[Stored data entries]
================

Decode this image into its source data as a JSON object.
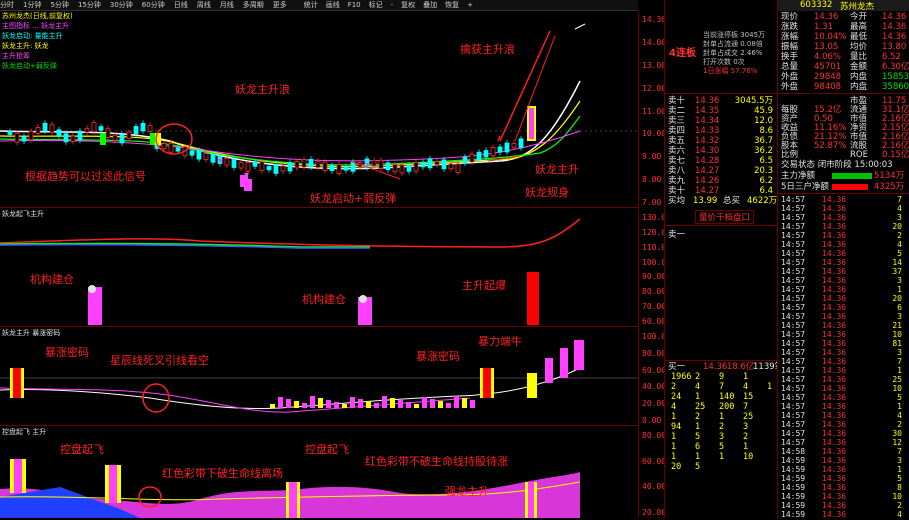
{
  "toolbar": {
    "items": [
      "分时",
      "1分钟",
      "5分钟",
      "15分钟",
      "30分钟",
      "60分钟",
      "日线",
      "周线",
      "月线",
      "多周期",
      "更多"
    ],
    "right_items": [
      "统计",
      "画线",
      "F10",
      "标记",
      "-",
      "复权",
      "叠加",
      "恢复",
      "+"
    ]
  },
  "chart": {
    "main_title": "苏州龙杰(日线,前复权)",
    "main_indicators": "主图指标 ... 妖龙主升",
    "legend_lines": [
      "妖龙启动: 量能主升",
      "妖龙主升: 妖龙",
      "主升抢筹",
      "妖龙启动+弱反弹"
    ],
    "panel2_title": "妖龙起飞主升",
    "panel3_title": "妖龙主升 暴涨密码",
    "panel4_title": "控盘起飞 主升"
  },
  "annotations": {
    "main_uptrend": "妖龙主升浪",
    "capture_uptrend": "擒获主升浪",
    "trend_filter": "根据趋势可以过滤此信号",
    "dragon_start": "妖龙启动+弱反弹",
    "dragon_main": "妖龙主升",
    "dragon_shape": "妖龙规身",
    "inst_build_1": "机构建仓",
    "inst_build_2": "机构建仓",
    "rise_start": "主升起爆",
    "surge_code_1": "暴涨密码",
    "surge_code_2": "暴涨密码",
    "star_line": "星辰线死叉引线看空",
    "force_bull": "暴力端牛",
    "control_1": "控盘起飞",
    "control_2": "控盘起飞",
    "red_break": "红色彩带下破生命线离场",
    "red_hold": "红色彩带不破生命线持股待涨",
    "strong_up": "强龙主升"
  },
  "axes": {
    "main": [
      "14.36",
      "14.00",
      "13.00",
      "12.00",
      "11.00",
      "10.00",
      "9.00",
      "8.00",
      "7.00"
    ],
    "p2": [
      "130.00",
      "120.00",
      "110.00",
      "100.00",
      "90.00",
      "80.00",
      "70.00",
      "60.00"
    ],
    "p3": [
      "100.00",
      "80.00",
      "60.00",
      "40.00",
      "20.00",
      "0.00"
    ],
    "p4": [
      "80.00",
      "60.00",
      "40.00",
      "20.00"
    ]
  },
  "mid": {
    "badge": "4连板",
    "info_lines": [
      "当前涨停板 3045万",
      "封单占流通 0.08倍",
      "封单占成交 2.46%",
      "打开次数 0次",
      "1日涨幅 57.76%"
    ],
    "sell_rows": [
      {
        "label": "卖十",
        "price": "14.36",
        "vol": "3045.5万"
      },
      {
        "label": "卖二",
        "price": "14.35",
        "vol": "45.9"
      },
      {
        "label": "卖三",
        "price": "14.34",
        "vol": "12.0"
      },
      {
        "label": "卖四",
        "price": "14.33",
        "vol": "8.6"
      },
      {
        "label": "卖五",
        "price": "14.32",
        "vol": "36.7"
      },
      {
        "label": "卖六",
        "price": "14.30",
        "vol": "36.2"
      },
      {
        "label": "卖七",
        "price": "14.28",
        "vol": "6.5"
      },
      {
        "label": "卖八",
        "price": "14.27",
        "vol": "20.3"
      },
      {
        "label": "卖九",
        "price": "14.26",
        "vol": "6.2"
      },
      {
        "label": "卖十",
        "price": "14.27",
        "vol": "6.4"
      }
    ],
    "buy_label": "买均",
    "buy_price": "13.99",
    "buy_sum": "总买",
    "buy_vol": "4622万",
    "order_btn": "量价千档盘口",
    "sell1_label": "卖一",
    "book_head": [
      "买一",
      "14.36",
      "18.6亿",
      "1139笔"
    ],
    "book": [
      [
        "1966",
        "2",
        "9",
        "1"
      ],
      [
        "2",
        "4",
        "7",
        "4",
        "1"
      ],
      [
        "24",
        "1",
        "140",
        "15"
      ],
      [
        "4",
        "25",
        "200",
        "7"
      ],
      [
        "1",
        "2",
        "1",
        "25"
      ],
      [
        "94",
        "1",
        "2",
        "3"
      ],
      [
        "1",
        "5",
        "3",
        "2"
      ],
      [
        "1",
        "6",
        "5",
        "1"
      ],
      [
        "1",
        "1",
        "1",
        "10"
      ],
      [
        "20",
        "5",
        ""
      ]
    ]
  },
  "right": {
    "code": "603332",
    "name": "苏州龙杰",
    "quote": [
      [
        "现价",
        "14.36",
        "今开",
        "14.36"
      ],
      [
        "涨跌",
        "1.31",
        "最高",
        "14.36"
      ],
      [
        "涨幅",
        "10.04%",
        "最低",
        "14.36"
      ],
      [
        "振幅",
        "13.05",
        "均价",
        "13.80"
      ],
      [
        "换手",
        "4.06%",
        "量比",
        "6.52"
      ],
      [
        "总量",
        "45701",
        "金额",
        "6.30亿"
      ],
      [
        "外盘",
        "29848",
        "内盘",
        "15853"
      ],
      [
        "外盘",
        "98408",
        "内盘",
        "358604"
      ]
    ],
    "fin": [
      [
        "市盈",
        "11.75"
      ],
      [
        "每股",
        "15.2亿",
        "流通",
        "31.1亿"
      ],
      [
        "资产",
        "0.50",
        "市值",
        "2.16亿"
      ],
      [
        "收益",
        "11.16%",
        "净资",
        "2.15亿"
      ],
      [
        "负债",
        "21.12%",
        "市值",
        "2.16亿"
      ],
      [
        "股本",
        "52.87%",
        "流股",
        "2.16亿"
      ],
      [
        "比例",
        "",
        "ROE",
        "0.15亿"
      ]
    ],
    "time_line": "交易状态  闭市阶段  15:00:03",
    "flow": [
      {
        "label": "主力净额",
        "val": "5134万"
      },
      {
        "label": "5日三户净额",
        "val": "4325万"
      }
    ],
    "ticks": [
      [
        "14:57",
        "14.36",
        "7"
      ],
      [
        "14:57",
        "14.36",
        "4"
      ],
      [
        "14:57",
        "14.36",
        "3"
      ],
      [
        "14:57",
        "14.36",
        "20"
      ],
      [
        "14:57",
        "14.36",
        "2"
      ],
      [
        "14:57",
        "14.36",
        "4"
      ],
      [
        "14:57",
        "14.36",
        "5"
      ],
      [
        "14:57",
        "14.36",
        "14"
      ],
      [
        "14:57",
        "14.36",
        "37"
      ],
      [
        "14:57",
        "14.36",
        "3"
      ],
      [
        "14:57",
        "14.36",
        "1"
      ],
      [
        "14:57",
        "14.36",
        "20"
      ],
      [
        "14:57",
        "14.36",
        "6"
      ],
      [
        "14:57",
        "14.36",
        "3"
      ],
      [
        "14:57",
        "14.36",
        "21"
      ],
      [
        "14:57",
        "14.36",
        "10"
      ],
      [
        "14:57",
        "14.36",
        "81"
      ],
      [
        "14:57",
        "14.36",
        "3"
      ],
      [
        "14:57",
        "14.36",
        "7"
      ],
      [
        "14:57",
        "14.36",
        "1"
      ],
      [
        "14:57",
        "14.36",
        "25"
      ],
      [
        "14:57",
        "14.36",
        "10"
      ],
      [
        "14:57",
        "14.36",
        "5"
      ],
      [
        "14:57",
        "14.36",
        "1"
      ],
      [
        "14:57",
        "14.36",
        "4"
      ],
      [
        "14:57",
        "14.36",
        "2"
      ],
      [
        "14:57",
        "14.36",
        "30"
      ],
      [
        "14:57",
        "14.36",
        "12"
      ],
      [
        "14:58",
        "14.36",
        "7"
      ],
      [
        "14:59",
        "14.36",
        "3"
      ],
      [
        "14:59",
        "14.36",
        "1"
      ],
      [
        "14:59",
        "14.36",
        "5"
      ],
      [
        "14:59",
        "14.36",
        "8"
      ],
      [
        "14:59",
        "14.36",
        "10"
      ],
      [
        "14:59",
        "14.36",
        "2"
      ],
      [
        "14:59",
        "14.36",
        "4"
      ]
    ]
  }
}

================

→ Work to complete: Your task is to repeat the material above exactly, without its pictures.

→ Task response:
Decode this image into its source data as a JSON object.
{
  "toolbar": {
    "items": [
      "分时",
      "1分钟",
      "5分钟",
      "15分钟",
      "30分钟",
      "60分钟",
      "日线",
      "周线",
      "月线",
      "多周期",
      "更多"
    ],
    "right_items": [
      "统计",
      "画线",
      "F10",
      "标记",
      "-",
      "复权",
      "叠加",
      "恢复",
      "+"
    ]
  },
  "chart": {
    "main_title": "苏州龙杰(日线,前复权)",
    "main_indicators": "主图指标 ... 妖龙主升",
    "legend_lines": [
      "妖龙启动: 量能主升",
      "妖龙主升: 妖龙",
      "主升抢筹",
      "妖龙启动+弱反弹"
    ],
    "panel2_title": "妖龙起飞主升",
    "panel3_title": "妖龙主升 暴涨密码",
    "panel4_title": "控盘起飞 主升"
  },
  "annotations": {
    "main_uptrend": "妖龙主升浪",
    "capture_uptrend": "擒获主升浪",
    "trend_filter": "根据趋势可以过滤此信号",
    "dragon_start": "妖龙启动+弱反弹",
    "dragon_main": "妖龙主升",
    "dragon_shape": "妖龙规身",
    "inst_build_1": "机构建仓",
    "inst_build_2": "机构建仓",
    "rise_start": "主升起爆",
    "surge_code_1": "暴涨密码",
    "surge_code_2": "暴涨密码",
    "star_line": "星辰线死叉引线看空",
    "force_bull": "暴力端牛",
    "control_1": "控盘起飞",
    "control_2": "控盘起飞",
    "red_break": "红色彩带下破生命线离场",
    "red_hold": "红色彩带不破生命线持股待涨",
    "strong_up": "强龙主升"
  },
  "axes": {
    "main": [
      "14.36",
      "14.00",
      "13.00",
      "12.00",
      "11.00",
      "10.00",
      "9.00",
      "8.00",
      "7.00"
    ],
    "p2": [
      "130.00",
      "120.00",
      "110.00",
      "100.00",
      "90.00",
      "80.00",
      "70.00",
      "60.00"
    ],
    "p3": [
      "100.00",
      "80.00",
      "60.00",
      "40.00",
      "20.00",
      "0.00"
    ],
    "p4": [
      "80.00",
      "60.00",
      "40.00",
      "20.00"
    ]
  },
  "mid": {
    "badge": "4连板",
    "info_lines": [
      "当前涨停板 3045万",
      "封单占流通 0.08倍",
      "封单占成交 2.46%",
      "打开次数 0次",
      "1日涨幅 57.76%"
    ],
    "sell_rows": [
      {
        "label": "卖十",
        "price": "14.36",
        "vol": "3045.5万"
      },
      {
        "label": "卖二",
        "price": "14.35",
        "vol": "45.9"
      },
      {
        "label": "卖三",
        "price": "14.34",
        "vol": "12.0"
      },
      {
        "label": "卖四",
        "price": "14.33",
        "vol": "8.6"
      },
      {
        "label": "卖五",
        "price": "14.32",
        "vol": "36.7"
      },
      {
        "label": "卖六",
        "price": "14.30",
        "vol": "36.2"
      },
      {
        "label": "卖七",
        "price": "14.28",
        "vol": "6.5"
      },
      {
        "label": "卖八",
        "price": "14.27",
        "vol": "20.3"
      },
      {
        "label": "卖九",
        "price": "14.26",
        "vol": "6.2"
      },
      {
        "label": "卖十",
        "price": "14.27",
        "vol": "6.4"
      }
    ],
    "buy_label": "买均",
    "buy_price": "13.99",
    "buy_sum": "总买",
    "buy_vol": "4622万",
    "order_btn": "量价千档盘口",
    "sell1_label": "卖一",
    "book_head": [
      "买一",
      "14.36",
      "18.6亿",
      "1139笔"
    ],
    "book": [
      [
        "1966",
        "2",
        "9",
        "1"
      ],
      [
        "2",
        "4",
        "7",
        "4",
        "1"
      ],
      [
        "24",
        "1",
        "140",
        "15"
      ],
      [
        "4",
        "25",
        "200",
        "7"
      ],
      [
        "1",
        "2",
        "1",
        "25"
      ],
      [
        "94",
        "1",
        "2",
        "3"
      ],
      [
        "1",
        "5",
        "3",
        "2"
      ],
      [
        "1",
        "6",
        "5",
        "1"
      ],
      [
        "1",
        "1",
        "1",
        "10"
      ],
      [
        "20",
        "5",
        ""
      ]
    ]
  },
  "right": {
    "code": "603332",
    "name": "苏州龙杰",
    "quote": [
      [
        "现价",
        "14.36",
        "今开",
        "14.36"
      ],
      [
        "涨跌",
        "1.31",
        "最高",
        "14.36"
      ],
      [
        "涨幅",
        "10.04%",
        "最低",
        "14.36"
      ],
      [
        "振幅",
        "13.05",
        "均价",
        "13.80"
      ],
      [
        "换手",
        "4.06%",
        "量比",
        "6.52"
      ],
      [
        "总量",
        "45701",
        "金额",
        "6.30亿"
      ],
      [
        "外盘",
        "29848",
        "内盘",
        "15853"
      ],
      [
        "外盘",
        "98408",
        "内盘",
        "358604"
      ]
    ],
    "fin": [
      [
        "市盈",
        "11.75"
      ],
      [
        "每股",
        "15.2亿",
        "流通",
        "31.1亿"
      ],
      [
        "资产",
        "0.50",
        "市值",
        "2.16亿"
      ],
      [
        "收益",
        "11.16%",
        "净资",
        "2.15亿"
      ],
      [
        "负债",
        "21.12%",
        "市值",
        "2.16亿"
      ],
      [
        "股本",
        "52.87%",
        "流股",
        "2.16亿"
      ],
      [
        "比例",
        "",
        "ROE",
        "0.15亿"
      ]
    ],
    "time_line": "交易状态  闭市阶段  15:00:03",
    "flow": [
      {
        "label": "主力净额",
        "val": "5134万"
      },
      {
        "label": "5日三户净额",
        "val": "4325万"
      }
    ],
    "ticks": [
      [
        "14:57",
        "14.36",
        "7"
      ],
      [
        "14:57",
        "14.36",
        "4"
      ],
      [
        "14:57",
        "14.36",
        "3"
      ],
      [
        "14:57",
        "14.36",
        "20"
      ],
      [
        "14:57",
        "14.36",
        "2"
      ],
      [
        "14:57",
        "14.36",
        "4"
      ],
      [
        "14:57",
        "14.36",
        "5"
      ],
      [
        "14:57",
        "14.36",
        "14"
      ],
      [
        "14:57",
        "14.36",
        "37"
      ],
      [
        "14:57",
        "14.36",
        "3"
      ],
      [
        "14:57",
        "14.36",
        "1"
      ],
      [
        "14:57",
        "14.36",
        "20"
      ],
      [
        "14:57",
        "14.36",
        "6"
      ],
      [
        "14:57",
        "14.36",
        "3"
      ],
      [
        "14:57",
        "14.36",
        "21"
      ],
      [
        "14:57",
        "14.36",
        "10"
      ],
      [
        "14:57",
        "14.36",
        "81"
      ],
      [
        "14:57",
        "14.36",
        "3"
      ],
      [
        "14:57",
        "14.36",
        "7"
      ],
      [
        "14:57",
        "14.36",
        "1"
      ],
      [
        "14:57",
        "14.36",
        "25"
      ],
      [
        "14:57",
        "14.36",
        "10"
      ],
      [
        "14:57",
        "14.36",
        "5"
      ],
      [
        "14:57",
        "14.36",
        "1"
      ],
      [
        "14:57",
        "14.36",
        "4"
      ],
      [
        "14:57",
        "14.36",
        "2"
      ],
      [
        "14:57",
        "14.36",
        "30"
      ],
      [
        "14:57",
        "14.36",
        "12"
      ],
      [
        "14:58",
        "14.36",
        "7"
      ],
      [
        "14:59",
        "14.36",
        "3"
      ],
      [
        "14:59",
        "14.36",
        "1"
      ],
      [
        "14:59",
        "14.36",
        "5"
      ],
      [
        "14:59",
        "14.36",
        "8"
      ],
      [
        "14:59",
        "14.36",
        "10"
      ],
      [
        "14:59",
        "14.36",
        "2"
      ],
      [
        "14:59",
        "14.36",
        "4"
      ]
    ]
  }
}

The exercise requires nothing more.